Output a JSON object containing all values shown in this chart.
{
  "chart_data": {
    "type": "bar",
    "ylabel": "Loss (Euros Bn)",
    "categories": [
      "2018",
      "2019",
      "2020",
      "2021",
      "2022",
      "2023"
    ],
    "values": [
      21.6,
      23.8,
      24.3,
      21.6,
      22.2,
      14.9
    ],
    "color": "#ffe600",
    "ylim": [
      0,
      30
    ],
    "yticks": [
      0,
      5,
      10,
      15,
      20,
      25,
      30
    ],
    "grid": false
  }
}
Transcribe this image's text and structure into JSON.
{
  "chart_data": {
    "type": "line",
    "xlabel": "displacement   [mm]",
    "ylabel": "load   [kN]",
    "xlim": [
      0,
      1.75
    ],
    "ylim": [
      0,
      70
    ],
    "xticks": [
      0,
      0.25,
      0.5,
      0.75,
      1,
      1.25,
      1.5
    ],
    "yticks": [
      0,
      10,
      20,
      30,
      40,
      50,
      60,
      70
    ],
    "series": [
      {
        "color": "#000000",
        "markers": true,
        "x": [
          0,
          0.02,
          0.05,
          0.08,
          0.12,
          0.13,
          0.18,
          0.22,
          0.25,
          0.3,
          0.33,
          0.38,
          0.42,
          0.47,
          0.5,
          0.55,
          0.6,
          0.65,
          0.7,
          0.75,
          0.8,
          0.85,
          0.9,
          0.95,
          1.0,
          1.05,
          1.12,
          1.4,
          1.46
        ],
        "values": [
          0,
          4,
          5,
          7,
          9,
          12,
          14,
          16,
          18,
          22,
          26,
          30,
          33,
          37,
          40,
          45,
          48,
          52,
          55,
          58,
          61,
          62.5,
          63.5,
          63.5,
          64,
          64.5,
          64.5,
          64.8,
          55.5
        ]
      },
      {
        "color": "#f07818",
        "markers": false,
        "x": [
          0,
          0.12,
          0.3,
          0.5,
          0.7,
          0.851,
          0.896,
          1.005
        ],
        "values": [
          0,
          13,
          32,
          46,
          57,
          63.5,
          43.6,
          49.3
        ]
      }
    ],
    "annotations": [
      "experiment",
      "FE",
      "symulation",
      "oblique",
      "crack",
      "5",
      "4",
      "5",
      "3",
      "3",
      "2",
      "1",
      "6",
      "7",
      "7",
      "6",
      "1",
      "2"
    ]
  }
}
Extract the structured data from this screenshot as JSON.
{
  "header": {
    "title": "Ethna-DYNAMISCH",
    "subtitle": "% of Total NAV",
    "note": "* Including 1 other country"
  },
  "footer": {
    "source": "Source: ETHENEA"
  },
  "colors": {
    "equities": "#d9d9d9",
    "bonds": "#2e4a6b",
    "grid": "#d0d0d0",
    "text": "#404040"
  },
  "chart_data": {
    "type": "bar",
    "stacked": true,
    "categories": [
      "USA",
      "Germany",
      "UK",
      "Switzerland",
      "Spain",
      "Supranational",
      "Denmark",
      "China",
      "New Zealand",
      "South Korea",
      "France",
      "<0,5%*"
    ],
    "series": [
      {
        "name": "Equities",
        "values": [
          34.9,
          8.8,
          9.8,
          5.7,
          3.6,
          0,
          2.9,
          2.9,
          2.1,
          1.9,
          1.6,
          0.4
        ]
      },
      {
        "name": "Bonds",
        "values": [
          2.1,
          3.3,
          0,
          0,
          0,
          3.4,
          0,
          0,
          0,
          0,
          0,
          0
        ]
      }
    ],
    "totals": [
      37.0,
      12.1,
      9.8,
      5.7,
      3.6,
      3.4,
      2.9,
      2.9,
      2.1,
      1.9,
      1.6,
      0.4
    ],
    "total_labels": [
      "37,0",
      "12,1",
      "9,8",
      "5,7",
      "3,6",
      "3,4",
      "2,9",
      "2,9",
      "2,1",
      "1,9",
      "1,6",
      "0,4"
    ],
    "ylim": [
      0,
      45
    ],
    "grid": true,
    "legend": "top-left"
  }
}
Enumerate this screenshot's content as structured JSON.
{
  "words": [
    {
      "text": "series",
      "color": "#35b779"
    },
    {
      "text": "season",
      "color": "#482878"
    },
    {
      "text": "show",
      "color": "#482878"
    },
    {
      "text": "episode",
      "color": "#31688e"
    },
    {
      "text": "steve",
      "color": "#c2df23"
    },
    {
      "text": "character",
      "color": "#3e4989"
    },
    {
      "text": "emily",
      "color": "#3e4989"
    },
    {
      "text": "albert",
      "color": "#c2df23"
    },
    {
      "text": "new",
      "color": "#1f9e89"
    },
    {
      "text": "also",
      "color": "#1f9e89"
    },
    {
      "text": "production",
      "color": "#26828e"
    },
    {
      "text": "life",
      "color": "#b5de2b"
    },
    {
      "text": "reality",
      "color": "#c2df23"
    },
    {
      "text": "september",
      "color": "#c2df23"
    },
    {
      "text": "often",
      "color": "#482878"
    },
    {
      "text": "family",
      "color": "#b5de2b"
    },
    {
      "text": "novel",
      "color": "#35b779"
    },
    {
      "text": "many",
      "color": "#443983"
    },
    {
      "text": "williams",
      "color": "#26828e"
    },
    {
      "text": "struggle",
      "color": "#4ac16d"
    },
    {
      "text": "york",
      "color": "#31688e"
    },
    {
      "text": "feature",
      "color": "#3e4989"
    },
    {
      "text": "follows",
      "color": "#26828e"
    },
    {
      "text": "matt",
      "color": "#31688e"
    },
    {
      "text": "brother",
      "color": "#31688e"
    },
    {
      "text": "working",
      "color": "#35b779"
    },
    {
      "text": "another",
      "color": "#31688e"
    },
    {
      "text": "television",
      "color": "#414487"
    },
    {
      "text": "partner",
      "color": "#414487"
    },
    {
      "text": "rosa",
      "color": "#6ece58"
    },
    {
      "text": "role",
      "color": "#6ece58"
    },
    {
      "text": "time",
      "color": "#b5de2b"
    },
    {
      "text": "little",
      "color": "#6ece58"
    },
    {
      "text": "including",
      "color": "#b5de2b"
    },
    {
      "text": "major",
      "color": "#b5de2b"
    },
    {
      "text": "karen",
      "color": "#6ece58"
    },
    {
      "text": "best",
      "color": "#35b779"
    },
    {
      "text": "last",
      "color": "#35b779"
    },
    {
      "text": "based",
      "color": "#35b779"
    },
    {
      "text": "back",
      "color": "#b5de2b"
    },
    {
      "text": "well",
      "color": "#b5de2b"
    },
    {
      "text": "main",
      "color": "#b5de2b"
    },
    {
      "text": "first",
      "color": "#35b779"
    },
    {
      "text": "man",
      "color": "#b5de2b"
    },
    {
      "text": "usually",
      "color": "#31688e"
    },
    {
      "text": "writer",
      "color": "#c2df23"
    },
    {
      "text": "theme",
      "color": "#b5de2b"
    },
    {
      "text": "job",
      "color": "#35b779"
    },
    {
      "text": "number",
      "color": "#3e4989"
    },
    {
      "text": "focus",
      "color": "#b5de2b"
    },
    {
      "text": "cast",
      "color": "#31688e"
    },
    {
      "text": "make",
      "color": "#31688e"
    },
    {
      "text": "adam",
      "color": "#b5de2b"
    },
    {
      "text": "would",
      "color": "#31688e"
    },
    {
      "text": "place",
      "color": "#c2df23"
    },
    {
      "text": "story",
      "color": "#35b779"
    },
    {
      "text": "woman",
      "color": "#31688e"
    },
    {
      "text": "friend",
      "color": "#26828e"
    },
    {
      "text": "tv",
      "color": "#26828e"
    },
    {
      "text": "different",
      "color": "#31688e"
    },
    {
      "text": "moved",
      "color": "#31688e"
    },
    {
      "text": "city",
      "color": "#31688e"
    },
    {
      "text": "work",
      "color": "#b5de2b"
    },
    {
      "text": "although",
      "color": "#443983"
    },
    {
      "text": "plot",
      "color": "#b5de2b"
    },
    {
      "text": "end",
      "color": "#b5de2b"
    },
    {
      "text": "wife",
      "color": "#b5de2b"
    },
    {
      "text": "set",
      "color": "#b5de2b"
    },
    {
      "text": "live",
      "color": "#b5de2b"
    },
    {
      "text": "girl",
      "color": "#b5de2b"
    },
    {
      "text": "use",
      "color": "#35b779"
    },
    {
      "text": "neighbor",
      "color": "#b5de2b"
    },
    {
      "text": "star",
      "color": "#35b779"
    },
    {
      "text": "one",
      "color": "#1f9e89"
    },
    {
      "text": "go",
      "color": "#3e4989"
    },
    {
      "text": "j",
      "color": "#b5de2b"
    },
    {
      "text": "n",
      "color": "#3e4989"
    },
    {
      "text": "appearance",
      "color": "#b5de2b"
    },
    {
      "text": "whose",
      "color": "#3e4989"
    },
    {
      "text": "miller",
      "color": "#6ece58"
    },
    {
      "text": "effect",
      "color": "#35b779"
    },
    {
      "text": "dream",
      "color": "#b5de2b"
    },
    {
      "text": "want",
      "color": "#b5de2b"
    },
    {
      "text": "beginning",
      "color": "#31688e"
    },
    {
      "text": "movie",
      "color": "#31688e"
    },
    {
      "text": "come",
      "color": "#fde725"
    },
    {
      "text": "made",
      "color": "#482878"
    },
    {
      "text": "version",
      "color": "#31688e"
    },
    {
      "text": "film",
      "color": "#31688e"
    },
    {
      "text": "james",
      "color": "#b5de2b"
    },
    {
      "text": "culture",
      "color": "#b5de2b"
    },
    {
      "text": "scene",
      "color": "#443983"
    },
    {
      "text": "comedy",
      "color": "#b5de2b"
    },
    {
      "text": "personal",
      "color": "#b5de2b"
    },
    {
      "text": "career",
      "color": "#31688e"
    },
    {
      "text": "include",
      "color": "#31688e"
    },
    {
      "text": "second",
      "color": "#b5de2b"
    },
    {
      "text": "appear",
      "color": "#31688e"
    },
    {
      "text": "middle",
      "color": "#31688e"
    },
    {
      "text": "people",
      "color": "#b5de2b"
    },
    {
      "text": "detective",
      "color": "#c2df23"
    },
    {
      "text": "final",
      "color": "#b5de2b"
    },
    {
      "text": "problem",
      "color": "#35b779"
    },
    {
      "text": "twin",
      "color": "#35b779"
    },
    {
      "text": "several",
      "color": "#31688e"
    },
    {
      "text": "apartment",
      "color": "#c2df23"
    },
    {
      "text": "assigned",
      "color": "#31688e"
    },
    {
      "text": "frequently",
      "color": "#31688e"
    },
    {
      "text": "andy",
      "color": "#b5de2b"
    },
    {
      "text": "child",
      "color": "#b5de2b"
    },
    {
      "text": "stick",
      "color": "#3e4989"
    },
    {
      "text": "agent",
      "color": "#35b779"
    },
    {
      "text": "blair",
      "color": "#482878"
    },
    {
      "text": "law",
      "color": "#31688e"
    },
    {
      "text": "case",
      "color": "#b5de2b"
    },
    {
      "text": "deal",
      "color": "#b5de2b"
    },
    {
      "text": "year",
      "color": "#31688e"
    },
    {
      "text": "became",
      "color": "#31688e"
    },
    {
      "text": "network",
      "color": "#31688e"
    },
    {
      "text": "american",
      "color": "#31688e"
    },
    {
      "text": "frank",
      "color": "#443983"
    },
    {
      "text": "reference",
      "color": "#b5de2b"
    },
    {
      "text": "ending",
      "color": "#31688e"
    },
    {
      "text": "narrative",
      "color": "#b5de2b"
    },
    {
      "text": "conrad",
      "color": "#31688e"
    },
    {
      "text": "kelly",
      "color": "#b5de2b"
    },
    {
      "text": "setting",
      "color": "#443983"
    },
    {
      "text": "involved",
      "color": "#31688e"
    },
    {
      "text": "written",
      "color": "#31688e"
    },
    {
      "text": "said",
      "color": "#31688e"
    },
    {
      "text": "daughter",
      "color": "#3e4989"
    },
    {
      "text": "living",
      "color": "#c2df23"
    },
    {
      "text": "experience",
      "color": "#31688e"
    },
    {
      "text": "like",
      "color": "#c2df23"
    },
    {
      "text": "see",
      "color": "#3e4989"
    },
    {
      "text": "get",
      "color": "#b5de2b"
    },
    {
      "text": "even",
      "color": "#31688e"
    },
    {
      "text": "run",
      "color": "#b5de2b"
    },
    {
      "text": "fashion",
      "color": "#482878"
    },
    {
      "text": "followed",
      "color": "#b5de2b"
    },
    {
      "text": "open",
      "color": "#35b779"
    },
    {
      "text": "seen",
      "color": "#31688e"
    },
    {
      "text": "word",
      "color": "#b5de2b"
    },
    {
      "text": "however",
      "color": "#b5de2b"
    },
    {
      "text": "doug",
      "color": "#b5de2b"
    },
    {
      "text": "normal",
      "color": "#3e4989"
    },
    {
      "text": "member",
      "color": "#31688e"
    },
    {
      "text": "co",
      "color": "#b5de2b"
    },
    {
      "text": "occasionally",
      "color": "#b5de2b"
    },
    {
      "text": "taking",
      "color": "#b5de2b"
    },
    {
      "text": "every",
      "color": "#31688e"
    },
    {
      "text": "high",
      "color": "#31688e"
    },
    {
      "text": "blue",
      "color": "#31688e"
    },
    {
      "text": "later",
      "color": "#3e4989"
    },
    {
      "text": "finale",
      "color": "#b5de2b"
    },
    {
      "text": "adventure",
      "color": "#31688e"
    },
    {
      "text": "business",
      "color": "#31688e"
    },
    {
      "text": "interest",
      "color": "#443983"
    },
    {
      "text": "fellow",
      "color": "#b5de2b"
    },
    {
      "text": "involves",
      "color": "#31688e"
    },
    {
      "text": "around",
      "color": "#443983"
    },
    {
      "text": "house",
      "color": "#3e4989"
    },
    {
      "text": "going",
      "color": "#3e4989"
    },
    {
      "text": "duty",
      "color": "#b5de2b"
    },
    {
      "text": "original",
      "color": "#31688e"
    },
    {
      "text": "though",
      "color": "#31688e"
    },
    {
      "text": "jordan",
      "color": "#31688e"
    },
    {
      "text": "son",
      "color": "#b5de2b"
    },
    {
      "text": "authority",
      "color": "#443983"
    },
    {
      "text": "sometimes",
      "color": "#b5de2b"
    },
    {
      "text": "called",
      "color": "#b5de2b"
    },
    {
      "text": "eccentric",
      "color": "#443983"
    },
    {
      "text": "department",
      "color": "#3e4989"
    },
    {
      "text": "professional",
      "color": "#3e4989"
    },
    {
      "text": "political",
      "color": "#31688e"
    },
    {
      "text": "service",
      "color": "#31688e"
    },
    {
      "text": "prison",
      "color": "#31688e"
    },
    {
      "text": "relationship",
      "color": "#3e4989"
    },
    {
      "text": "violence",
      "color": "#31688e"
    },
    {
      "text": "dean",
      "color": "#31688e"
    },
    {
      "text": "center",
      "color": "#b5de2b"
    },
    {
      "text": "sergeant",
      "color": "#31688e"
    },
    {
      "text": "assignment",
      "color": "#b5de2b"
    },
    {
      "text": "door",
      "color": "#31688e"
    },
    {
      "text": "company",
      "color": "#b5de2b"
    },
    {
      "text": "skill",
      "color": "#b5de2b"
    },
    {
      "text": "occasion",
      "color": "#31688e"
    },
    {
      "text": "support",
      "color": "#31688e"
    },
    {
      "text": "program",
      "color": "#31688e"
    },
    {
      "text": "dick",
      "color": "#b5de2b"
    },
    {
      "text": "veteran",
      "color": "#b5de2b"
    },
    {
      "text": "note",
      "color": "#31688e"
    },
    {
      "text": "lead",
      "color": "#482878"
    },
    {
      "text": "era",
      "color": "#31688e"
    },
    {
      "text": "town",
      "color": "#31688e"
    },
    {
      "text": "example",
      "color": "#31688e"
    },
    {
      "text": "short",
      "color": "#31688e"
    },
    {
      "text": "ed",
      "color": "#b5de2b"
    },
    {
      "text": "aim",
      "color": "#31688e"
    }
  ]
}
= = =
Instructions to follow: Give the count of lines that hold the word "true", with nothing added.

Complete output: 3